Work to do
Count up the lines in the following listing that hold the word "Wheels", then give only that count.

Stored entries:
=====
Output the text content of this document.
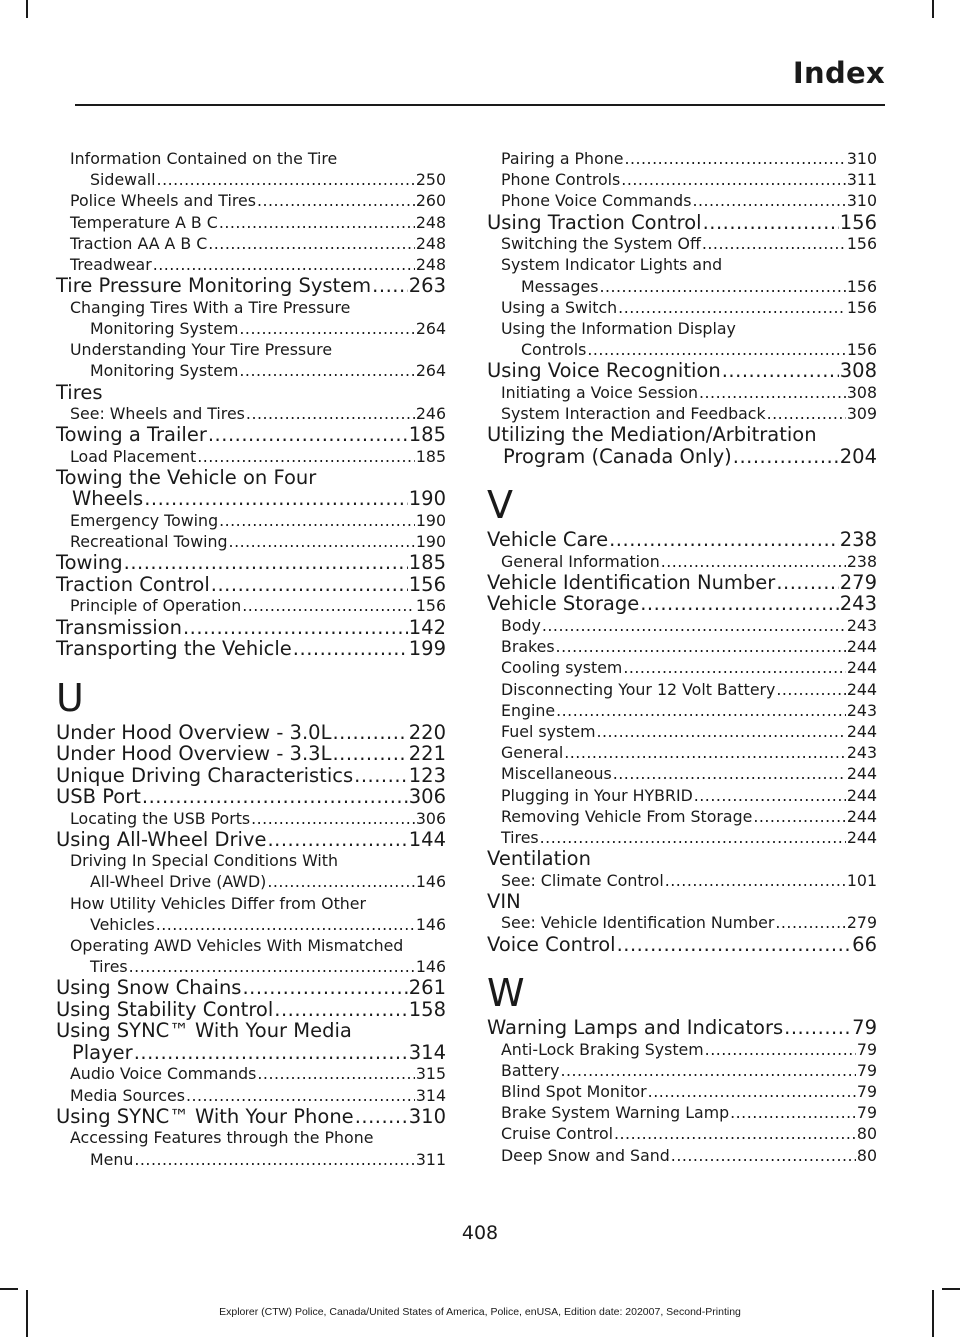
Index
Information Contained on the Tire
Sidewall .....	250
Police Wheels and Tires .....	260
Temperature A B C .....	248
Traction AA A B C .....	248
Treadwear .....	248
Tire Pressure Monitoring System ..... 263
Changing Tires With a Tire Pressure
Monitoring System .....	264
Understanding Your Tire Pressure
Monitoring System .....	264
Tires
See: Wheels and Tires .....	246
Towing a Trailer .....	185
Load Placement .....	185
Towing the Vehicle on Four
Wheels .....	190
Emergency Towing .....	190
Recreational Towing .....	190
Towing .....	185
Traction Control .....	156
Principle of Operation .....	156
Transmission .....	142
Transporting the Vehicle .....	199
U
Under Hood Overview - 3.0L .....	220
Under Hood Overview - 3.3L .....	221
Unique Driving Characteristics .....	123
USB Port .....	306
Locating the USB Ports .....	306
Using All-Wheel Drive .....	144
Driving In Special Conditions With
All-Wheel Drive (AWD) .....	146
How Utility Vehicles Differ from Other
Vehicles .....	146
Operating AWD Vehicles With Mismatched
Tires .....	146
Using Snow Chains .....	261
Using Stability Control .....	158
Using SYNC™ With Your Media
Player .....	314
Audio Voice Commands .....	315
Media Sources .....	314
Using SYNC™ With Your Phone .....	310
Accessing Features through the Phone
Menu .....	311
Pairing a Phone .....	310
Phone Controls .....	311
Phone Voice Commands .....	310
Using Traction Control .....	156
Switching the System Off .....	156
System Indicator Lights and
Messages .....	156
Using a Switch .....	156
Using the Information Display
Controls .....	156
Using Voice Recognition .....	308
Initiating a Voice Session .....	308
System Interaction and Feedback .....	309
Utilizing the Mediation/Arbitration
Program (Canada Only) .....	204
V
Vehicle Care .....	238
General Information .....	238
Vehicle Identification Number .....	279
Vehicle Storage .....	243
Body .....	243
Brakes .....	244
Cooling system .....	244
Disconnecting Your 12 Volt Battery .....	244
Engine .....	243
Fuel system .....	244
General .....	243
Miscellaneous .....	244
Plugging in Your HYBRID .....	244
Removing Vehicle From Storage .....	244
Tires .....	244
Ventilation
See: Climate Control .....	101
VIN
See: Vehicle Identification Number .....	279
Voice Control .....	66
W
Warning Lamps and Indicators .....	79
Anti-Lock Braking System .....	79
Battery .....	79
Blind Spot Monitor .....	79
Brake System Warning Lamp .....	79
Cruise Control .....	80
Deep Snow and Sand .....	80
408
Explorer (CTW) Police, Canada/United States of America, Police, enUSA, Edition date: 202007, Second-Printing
=====
Written response
3